▸ **Directive**
Read the records and gather each line that includes "Newborn".

▸ **The input**
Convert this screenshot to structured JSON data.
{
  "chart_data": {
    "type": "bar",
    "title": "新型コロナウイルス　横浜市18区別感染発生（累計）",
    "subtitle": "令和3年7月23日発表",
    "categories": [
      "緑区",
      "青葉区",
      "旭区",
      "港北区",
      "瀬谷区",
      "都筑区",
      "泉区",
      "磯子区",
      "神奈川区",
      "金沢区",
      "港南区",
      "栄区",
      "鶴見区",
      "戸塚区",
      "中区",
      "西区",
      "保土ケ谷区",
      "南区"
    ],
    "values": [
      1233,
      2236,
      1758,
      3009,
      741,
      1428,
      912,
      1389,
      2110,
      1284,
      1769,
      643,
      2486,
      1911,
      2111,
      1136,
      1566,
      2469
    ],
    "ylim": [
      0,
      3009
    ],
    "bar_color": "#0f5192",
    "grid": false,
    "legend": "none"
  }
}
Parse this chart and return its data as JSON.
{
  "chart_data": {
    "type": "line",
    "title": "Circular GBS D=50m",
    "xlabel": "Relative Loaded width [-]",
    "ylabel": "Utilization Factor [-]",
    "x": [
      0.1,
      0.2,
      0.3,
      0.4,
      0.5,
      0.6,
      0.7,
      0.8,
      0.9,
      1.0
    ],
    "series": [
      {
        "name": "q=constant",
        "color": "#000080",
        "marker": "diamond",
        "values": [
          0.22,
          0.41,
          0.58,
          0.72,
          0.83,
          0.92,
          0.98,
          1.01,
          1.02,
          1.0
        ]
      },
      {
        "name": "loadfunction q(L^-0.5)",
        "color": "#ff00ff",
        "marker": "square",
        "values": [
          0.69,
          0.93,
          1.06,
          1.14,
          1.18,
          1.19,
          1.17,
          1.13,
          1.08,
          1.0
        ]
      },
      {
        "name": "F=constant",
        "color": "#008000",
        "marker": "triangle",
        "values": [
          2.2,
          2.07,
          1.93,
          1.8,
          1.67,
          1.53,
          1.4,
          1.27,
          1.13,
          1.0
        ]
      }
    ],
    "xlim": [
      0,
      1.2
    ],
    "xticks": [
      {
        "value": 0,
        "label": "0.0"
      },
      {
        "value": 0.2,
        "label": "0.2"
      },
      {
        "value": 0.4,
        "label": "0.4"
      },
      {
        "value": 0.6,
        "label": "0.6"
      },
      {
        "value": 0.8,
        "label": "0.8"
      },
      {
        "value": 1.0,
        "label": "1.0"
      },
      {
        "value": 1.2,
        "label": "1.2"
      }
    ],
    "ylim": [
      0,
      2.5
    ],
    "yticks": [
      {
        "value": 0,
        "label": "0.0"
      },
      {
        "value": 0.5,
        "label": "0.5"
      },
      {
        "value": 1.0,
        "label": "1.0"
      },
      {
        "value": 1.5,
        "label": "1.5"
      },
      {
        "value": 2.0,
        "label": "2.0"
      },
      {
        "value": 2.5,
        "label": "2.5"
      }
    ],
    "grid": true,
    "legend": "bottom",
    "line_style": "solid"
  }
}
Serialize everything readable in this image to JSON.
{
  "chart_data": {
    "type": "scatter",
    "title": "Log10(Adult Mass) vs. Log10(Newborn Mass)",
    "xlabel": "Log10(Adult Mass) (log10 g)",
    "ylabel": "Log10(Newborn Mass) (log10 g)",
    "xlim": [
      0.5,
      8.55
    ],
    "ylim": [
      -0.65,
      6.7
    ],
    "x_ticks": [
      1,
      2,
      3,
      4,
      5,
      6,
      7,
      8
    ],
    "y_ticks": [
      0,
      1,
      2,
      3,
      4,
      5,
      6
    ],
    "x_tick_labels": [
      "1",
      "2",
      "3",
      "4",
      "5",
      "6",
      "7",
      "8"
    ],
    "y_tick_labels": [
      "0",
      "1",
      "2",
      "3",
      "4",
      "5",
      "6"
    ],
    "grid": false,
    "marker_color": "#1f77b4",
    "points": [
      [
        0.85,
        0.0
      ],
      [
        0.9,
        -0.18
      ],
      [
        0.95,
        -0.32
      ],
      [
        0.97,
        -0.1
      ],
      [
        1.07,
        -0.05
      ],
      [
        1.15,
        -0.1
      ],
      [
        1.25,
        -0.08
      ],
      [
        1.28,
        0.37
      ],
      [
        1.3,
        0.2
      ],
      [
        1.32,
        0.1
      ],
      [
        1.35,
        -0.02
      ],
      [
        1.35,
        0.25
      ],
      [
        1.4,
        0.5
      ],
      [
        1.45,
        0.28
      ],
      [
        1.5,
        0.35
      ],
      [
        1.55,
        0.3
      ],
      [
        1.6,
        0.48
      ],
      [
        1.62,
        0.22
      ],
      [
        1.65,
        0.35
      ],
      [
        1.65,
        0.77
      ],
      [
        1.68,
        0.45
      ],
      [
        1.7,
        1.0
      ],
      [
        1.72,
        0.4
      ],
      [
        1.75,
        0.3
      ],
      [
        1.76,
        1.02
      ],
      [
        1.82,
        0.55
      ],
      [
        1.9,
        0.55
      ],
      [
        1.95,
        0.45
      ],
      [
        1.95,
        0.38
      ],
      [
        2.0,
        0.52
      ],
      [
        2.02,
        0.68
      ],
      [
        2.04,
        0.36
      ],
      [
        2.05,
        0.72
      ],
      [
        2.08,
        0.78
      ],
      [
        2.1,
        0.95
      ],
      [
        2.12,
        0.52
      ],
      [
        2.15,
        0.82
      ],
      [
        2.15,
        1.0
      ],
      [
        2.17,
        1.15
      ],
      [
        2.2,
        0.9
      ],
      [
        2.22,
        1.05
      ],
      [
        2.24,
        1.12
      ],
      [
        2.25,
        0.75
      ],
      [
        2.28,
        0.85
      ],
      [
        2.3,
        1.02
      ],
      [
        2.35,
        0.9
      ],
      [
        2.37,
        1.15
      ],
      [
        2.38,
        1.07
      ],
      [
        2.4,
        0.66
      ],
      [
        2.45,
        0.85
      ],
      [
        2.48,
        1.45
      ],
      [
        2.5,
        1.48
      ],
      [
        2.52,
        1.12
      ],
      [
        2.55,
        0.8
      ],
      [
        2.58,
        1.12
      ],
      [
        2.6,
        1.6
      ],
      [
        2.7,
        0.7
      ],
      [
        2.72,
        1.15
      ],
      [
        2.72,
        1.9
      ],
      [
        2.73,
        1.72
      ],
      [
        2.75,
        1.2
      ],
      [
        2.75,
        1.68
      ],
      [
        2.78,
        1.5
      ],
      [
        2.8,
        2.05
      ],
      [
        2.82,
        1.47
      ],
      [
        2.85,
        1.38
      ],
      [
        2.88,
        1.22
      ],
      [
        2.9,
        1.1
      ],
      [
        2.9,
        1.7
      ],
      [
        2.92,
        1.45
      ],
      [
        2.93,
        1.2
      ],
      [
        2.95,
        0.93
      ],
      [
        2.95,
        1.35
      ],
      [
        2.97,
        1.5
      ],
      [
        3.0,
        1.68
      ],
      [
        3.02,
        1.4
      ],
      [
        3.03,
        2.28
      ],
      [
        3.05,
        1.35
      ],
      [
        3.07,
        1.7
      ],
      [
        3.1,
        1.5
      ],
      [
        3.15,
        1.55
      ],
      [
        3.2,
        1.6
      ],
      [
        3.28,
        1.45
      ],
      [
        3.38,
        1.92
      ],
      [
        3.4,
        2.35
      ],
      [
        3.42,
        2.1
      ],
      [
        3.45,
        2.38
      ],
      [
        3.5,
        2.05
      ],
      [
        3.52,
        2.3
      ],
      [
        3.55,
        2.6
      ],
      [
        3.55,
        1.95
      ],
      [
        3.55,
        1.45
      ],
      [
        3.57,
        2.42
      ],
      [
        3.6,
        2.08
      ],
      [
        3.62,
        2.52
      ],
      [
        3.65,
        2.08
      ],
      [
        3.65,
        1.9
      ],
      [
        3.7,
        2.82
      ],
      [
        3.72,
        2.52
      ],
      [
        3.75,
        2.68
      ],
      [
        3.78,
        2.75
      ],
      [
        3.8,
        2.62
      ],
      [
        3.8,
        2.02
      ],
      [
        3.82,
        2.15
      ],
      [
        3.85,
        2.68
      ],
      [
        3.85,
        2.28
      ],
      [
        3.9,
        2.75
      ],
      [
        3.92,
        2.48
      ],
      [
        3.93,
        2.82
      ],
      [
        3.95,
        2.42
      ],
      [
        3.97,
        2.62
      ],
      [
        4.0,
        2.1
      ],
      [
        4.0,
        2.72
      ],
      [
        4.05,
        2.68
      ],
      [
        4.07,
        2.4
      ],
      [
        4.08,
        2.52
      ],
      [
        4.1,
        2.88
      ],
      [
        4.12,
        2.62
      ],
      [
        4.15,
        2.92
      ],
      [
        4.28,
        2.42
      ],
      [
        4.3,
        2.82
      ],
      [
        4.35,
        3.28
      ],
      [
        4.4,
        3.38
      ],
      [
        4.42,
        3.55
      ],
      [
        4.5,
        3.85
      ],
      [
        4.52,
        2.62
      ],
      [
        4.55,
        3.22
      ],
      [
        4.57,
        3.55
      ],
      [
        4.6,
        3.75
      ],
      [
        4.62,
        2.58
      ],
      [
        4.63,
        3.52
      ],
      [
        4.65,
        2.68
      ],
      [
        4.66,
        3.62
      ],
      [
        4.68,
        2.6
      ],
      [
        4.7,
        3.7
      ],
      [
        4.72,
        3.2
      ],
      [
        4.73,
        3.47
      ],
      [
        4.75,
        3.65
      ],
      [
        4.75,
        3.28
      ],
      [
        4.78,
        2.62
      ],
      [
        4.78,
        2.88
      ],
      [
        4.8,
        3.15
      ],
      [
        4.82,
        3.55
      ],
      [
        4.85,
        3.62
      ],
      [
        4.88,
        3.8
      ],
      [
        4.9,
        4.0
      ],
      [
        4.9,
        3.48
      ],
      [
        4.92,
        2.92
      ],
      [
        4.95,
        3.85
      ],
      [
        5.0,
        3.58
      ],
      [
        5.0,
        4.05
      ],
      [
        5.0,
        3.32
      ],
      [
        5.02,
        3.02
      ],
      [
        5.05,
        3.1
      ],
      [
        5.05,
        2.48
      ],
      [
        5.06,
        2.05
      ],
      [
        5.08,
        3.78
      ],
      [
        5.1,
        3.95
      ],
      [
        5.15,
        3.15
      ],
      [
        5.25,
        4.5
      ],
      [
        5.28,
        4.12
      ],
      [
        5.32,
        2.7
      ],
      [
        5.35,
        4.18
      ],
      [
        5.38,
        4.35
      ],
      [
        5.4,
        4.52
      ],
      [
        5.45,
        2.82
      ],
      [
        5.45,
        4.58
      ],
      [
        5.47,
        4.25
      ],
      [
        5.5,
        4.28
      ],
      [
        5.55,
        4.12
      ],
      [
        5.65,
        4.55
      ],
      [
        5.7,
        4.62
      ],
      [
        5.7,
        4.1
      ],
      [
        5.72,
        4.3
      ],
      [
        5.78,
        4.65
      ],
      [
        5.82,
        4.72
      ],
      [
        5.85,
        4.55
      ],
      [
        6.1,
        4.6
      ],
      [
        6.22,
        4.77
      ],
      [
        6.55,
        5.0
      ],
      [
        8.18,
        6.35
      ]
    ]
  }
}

▸ **Complete output**
    "title": "Log10(Adult Mass) vs. Log10(Newborn Mass)",
    "ylabel": "Log10(Newborn Mass) (log10 g)",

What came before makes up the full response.